§ RECORDS FOR THIS TASK
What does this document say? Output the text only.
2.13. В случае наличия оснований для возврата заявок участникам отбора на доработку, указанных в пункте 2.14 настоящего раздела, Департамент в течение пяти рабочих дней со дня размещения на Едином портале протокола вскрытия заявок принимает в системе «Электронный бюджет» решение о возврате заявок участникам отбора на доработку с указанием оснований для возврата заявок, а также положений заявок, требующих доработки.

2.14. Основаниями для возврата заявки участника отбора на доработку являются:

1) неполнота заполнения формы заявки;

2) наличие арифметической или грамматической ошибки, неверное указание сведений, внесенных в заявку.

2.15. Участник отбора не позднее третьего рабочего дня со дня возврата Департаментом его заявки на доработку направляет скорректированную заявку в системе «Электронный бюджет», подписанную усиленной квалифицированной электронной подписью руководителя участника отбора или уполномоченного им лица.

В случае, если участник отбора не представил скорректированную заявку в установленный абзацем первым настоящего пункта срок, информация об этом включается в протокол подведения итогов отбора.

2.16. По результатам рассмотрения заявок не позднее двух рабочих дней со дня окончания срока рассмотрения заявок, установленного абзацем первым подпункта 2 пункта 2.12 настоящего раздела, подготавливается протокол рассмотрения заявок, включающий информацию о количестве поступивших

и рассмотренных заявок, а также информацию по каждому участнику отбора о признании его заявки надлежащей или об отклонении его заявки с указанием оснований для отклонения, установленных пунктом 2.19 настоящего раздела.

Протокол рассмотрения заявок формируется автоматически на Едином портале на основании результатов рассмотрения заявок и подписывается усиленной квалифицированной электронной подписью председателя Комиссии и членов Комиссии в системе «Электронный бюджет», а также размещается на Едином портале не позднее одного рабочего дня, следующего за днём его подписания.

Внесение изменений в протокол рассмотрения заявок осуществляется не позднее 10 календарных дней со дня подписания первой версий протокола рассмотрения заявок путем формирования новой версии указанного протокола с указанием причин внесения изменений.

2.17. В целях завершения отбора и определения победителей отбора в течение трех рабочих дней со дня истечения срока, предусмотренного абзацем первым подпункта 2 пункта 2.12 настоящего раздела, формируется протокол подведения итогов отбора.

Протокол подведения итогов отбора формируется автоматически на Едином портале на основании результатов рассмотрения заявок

§ PROBLEM TO WORK ON
Set every line of the listing down word for word.

§ RESPONSE TO THE EXERCISE
What does this document say? Output the text only.
2.13. В случае наличия оснований для возврата заявок участникам отбора на доработку, указанных в пункте 2.14 настоящего раздела, Департамент в течение пяти рабочих дней со дня размещения на Едином портале протокола вскрытия заявок принимает в системе «Электронный бюджет» решение о возврате заявок участникам отбора на доработку с указанием оснований для возврата заявок, а также положений заявок, требующих доработки.

2.14. Основаниями для возврата заявки участника отбора на доработку являются:

1) неполнота заполнения формы заявки;

2) наличие арифметической или грамматической ошибки, неверное указание сведений, внесенных в заявку.

2.15. Участник отбора не позднее третьего рабочего дня со дня возврата Департаментом его заявки на доработку направляет скорректированную заявку в системе «Электронный бюджет», подписанную усиленной квалифицированной электронной подписью руководителя участника отбора или уполномоченного им лица.

В случае, если участник отбора не представил скорректированную заявку в установленный абзацем первым настоящего пункта срок, информация об этом включается в протокол подведения итогов отбора.

2.16. По результатам рассмотрения заявок не позднее двух рабочих дней со дня окончания срока рассмотрения заявок, установленного абзацем первым подпункта 2 пункта 2.12 настоящего раздела, подготавливается протокол рассмотрения заявок, включающий информацию о количестве поступивших

и рассмотренных заявок, а также информацию по каждому участнику отбора о признании его заявки надлежащей или об отклонении его заявки с указанием оснований для отклонения, установленных пунктом 2.19 настоящего раздела.

Протокол рассмотрения заявок формируется автоматически на Едином портале на основании результатов рассмотрения заявок и подписывается усиленной квалифицированной электронной подписью председателя Комиссии и членов Комиссии в системе «Электронный бюджет», а также размещается на Едином портале не позднее одного рабочего дня, следующего за днём его подписания.

Внесение изменений в протокол рассмотрения заявок осуществляется не позднее 10 календарных дней со дня подписания первой версий протокола рассмотрения заявок путем формирования новой версии указанного протокола с указанием причин внесения изменений.

2.17. В целях завершения отбора и определения победителей отбора в течение трех рабочих дней со дня истечения срока, предусмотренного абзацем первым подпункта 2 пункта 2.12 настоящего раздела, формируется протокол подведения итогов отбора.

Протокол подведения итогов отбора формируется автоматически на Едином портале на основании результатов рассмотрения заявок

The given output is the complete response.